* _Data for this exercise_:
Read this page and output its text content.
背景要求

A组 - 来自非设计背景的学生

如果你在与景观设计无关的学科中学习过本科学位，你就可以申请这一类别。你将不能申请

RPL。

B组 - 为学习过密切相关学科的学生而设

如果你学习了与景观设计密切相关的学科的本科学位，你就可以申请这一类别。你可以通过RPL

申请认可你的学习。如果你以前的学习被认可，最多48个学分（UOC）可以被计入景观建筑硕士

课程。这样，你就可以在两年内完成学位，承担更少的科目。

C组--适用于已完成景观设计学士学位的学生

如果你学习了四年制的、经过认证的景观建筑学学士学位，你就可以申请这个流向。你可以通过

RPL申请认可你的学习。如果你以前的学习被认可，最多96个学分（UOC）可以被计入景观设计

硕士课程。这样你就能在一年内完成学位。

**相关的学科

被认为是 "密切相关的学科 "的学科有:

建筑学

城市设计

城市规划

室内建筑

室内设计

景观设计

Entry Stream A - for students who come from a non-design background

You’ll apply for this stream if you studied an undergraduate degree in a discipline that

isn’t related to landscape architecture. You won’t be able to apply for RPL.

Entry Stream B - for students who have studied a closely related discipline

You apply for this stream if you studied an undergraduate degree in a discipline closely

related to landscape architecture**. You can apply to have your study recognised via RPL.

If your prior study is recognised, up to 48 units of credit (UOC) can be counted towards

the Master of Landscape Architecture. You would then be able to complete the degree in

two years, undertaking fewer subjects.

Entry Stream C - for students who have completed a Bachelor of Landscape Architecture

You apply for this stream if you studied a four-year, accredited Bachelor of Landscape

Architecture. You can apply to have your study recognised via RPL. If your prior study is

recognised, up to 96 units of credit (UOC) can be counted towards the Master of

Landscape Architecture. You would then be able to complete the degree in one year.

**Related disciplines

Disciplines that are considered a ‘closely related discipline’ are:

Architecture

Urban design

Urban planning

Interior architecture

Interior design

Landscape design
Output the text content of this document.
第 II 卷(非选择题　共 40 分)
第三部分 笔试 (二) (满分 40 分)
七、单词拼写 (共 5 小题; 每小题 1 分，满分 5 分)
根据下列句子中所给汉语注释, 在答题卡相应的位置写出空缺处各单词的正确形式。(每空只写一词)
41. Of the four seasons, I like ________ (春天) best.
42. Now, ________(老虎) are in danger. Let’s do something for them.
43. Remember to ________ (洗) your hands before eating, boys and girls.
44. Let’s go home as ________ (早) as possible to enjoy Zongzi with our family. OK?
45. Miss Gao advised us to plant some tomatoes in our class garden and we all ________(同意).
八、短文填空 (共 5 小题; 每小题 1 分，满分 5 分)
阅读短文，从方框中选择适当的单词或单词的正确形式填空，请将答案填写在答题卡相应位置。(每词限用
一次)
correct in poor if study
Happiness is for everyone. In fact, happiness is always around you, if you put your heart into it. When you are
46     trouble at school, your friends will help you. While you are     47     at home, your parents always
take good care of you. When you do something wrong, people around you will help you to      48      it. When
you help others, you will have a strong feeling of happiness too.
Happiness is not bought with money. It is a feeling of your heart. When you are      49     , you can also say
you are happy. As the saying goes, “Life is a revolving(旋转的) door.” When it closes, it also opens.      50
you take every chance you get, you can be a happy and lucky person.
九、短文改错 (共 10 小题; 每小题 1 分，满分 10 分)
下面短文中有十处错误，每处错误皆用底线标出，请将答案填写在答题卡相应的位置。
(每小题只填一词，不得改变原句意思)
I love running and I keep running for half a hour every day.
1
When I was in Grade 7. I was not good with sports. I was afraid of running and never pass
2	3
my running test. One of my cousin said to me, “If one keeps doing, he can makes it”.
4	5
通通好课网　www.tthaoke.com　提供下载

* _Written request_: Of all the lines above, how many contain the word "something"? Answer with only the number.

* _Solution to the exercise_: 2